══ Records for processing

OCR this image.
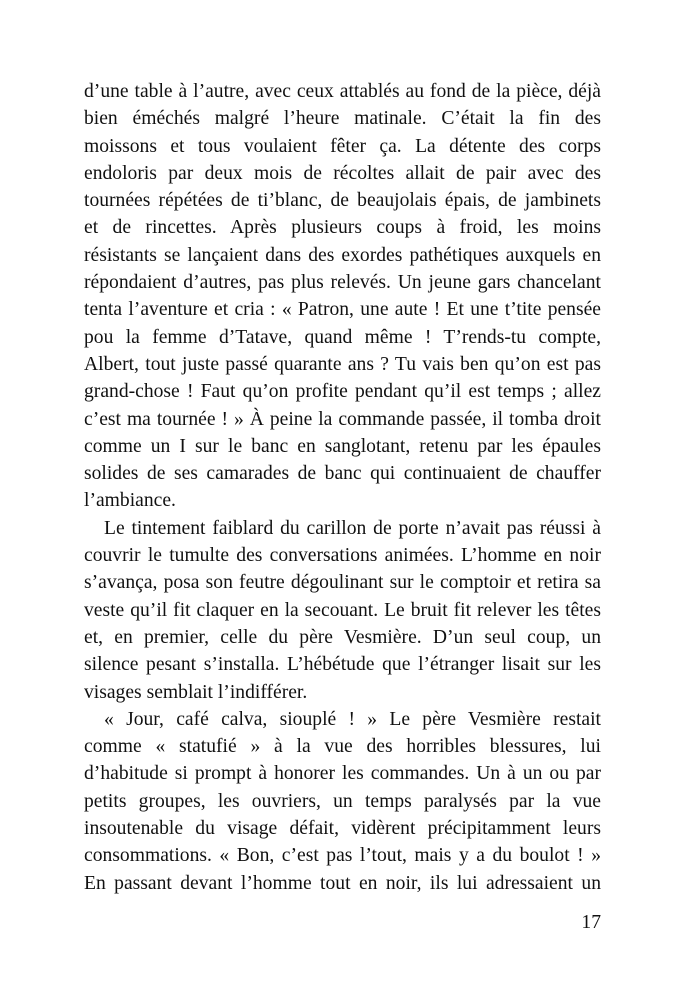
d’une table à l’autre, avec ceux attablés au fond de la pièce, déjà
bien éméchés malgré l’heure matinale. C’était la fin des
moissons et tous voulaient fêter ça. La détente des corps
endoloris par deux mois de récoltes allait de pair avec des
tournées répétées de ti’blanc, de beaujolais épais, de jambinets
et de rincettes. Après plusieurs coups à froid, les moins
résistants se lançaient dans des exordes pathétiques auxquels en
répondaient d’autres, pas plus relevés. Un jeune gars chancelant
tenta l’aventure et cria : « Patron, une aute ! Et une t’tite pensée
pou la femme d’Tatave, quand même ! T’rends-tu compte,
Albert, tout juste passé quarante ans ? Tu vais ben qu’on est pas
grand-chose ! Faut qu’on profite pendant qu’il est temps ; allez
c’est ma tournée ! » À peine la commande passée, il tomba droit
comme un I sur le banc en sanglotant, retenu par les épaules
solides de ses camarades de banc qui continuaient de chauffer
l’ambiance.
Le tintement faiblard du carillon de porte n’avait pas réussi à
couvrir le tumulte des conversations animées. L’homme en noir
s’avança, posa son feutre dégoulinant sur le comptoir et retira sa
veste qu’il fit claquer en la secouant. Le bruit fit relever les têtes
et, en premier, celle du père Vesmière. D’un seul coup, un
silence pesant s’installa. L’hébétude que l’étranger lisait sur les
visages semblait l’indifférer.
« Jour, café calva, siouplé ! » Le père Vesmière restait
comme « statufié » à la vue des horribles blessures, lui
d’habitude si prompt à honorer les commandes. Un à un ou par
petits groupes, les ouvriers, un temps paralysés par la vue
insoutenable du visage défait, vidèrent précipitamment leurs
consommations. « Bon, c’est pas l’tout, mais y a du boulot ! »
En passant devant l’homme tout en noir, ils lui adressaient un
17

════

*Description of the task*. Among the lines of the material, find those that hold the word "père" and copy them.

*Exercise result*.
et, en premier, celle du père Vesmière. D’un seul coup, un
« Jour, café calva, siouplé ! » Le père Vesmière restait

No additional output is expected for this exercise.